| What needs to be done |
According to the passage below about a family during a deployment, what did the writer's husband ask the writer to do while he is gone?

First of all, not every second is happy. I simply am not in the habit of posting pictures of myself covered in snot and tears on the Facebook. I have yet let anyone video my Stanley Kowalski moments where I am screaming for Chris to help me unclog the toilet. I have a friend or two who could tell you (but won't) that some moments are just downright awful. I allow these moments, but don't let them consume me. I have trusted people who work through the uglies, squeeze me tight, and help me hop back onto the happy train.

Second, my husband has asked me to continue moving our family forward while he is gone. He's asked that I continue my graduate work, that I maintain our family friendships, and that I use this experience to glorify God. He's promised to do the same while deployed. He's held up his end of the bargain, I intend to hold up mine. The thing is though, these things (school, cultivating relationships, church) all provide joyful moments. They provide engagement with others. They provide a satisfaction and fulfillment that I could not possibly deny. Those smiles and content looks in the photo above are not simply Team Mayers--they are the culmination of Christ, the love of friends and family, and good old fashioned strength. My husband trusts me to welcome him home to the functioning, vibrant family he left. I intend to honor his request completely.

| Given data |
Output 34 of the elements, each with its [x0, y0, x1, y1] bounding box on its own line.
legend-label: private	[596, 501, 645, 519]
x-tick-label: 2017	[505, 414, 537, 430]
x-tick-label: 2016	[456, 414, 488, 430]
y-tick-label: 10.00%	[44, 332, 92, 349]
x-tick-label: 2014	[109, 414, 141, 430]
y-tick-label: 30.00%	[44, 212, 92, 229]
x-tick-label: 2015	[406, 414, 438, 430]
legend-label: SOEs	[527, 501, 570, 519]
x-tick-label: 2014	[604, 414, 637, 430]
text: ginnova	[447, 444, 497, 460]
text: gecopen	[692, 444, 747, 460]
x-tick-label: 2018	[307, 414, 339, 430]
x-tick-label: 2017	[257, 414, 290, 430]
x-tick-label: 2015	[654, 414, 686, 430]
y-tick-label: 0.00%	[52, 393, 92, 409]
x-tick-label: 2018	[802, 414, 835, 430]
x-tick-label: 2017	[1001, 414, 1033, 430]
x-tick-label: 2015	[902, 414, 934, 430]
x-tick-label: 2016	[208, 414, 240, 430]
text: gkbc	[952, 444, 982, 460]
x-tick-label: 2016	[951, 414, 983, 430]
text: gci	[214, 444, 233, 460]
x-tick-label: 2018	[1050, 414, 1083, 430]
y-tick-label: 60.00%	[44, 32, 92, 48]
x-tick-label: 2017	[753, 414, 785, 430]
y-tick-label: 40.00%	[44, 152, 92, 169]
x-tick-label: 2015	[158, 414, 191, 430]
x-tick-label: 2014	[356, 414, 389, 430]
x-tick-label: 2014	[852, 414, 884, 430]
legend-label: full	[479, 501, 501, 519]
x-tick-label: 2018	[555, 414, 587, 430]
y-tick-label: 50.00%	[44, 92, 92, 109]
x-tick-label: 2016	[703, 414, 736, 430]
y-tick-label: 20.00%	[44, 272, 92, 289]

| Your response |
He asked the writer to continue graduate work, maintain the family's friendships, and use the experience to glorify God.